**PROVIDED RECORDS:**
** start **

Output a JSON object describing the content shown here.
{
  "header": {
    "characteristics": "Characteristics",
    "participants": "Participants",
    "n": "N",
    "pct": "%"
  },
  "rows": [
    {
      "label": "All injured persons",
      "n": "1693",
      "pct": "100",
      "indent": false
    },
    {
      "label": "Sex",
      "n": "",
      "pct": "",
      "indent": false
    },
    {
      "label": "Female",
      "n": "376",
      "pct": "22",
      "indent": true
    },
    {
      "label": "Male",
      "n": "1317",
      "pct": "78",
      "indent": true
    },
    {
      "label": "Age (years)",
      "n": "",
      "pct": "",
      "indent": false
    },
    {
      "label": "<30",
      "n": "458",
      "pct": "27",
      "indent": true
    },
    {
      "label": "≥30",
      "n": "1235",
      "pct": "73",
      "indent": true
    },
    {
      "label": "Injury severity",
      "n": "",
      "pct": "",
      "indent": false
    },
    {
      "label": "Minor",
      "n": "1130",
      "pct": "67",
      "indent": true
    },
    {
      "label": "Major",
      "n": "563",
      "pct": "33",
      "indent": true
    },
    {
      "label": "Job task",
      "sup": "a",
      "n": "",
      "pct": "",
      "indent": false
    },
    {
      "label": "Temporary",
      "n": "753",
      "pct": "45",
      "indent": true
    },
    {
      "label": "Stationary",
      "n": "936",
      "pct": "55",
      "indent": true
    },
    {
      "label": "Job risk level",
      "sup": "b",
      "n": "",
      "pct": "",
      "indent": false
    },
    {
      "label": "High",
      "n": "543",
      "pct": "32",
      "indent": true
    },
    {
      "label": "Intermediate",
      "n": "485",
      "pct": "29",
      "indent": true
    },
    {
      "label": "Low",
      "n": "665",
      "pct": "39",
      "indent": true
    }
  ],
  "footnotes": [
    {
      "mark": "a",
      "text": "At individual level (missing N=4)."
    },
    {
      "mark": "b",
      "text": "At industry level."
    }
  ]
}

** end **

**WHAT TO WORK ON:**
Look above for every line with the word "text" and copy it.

**CORRECT ANSWER:**
      "text": "At individual level (missing N=4)."
      "text": "At industry level."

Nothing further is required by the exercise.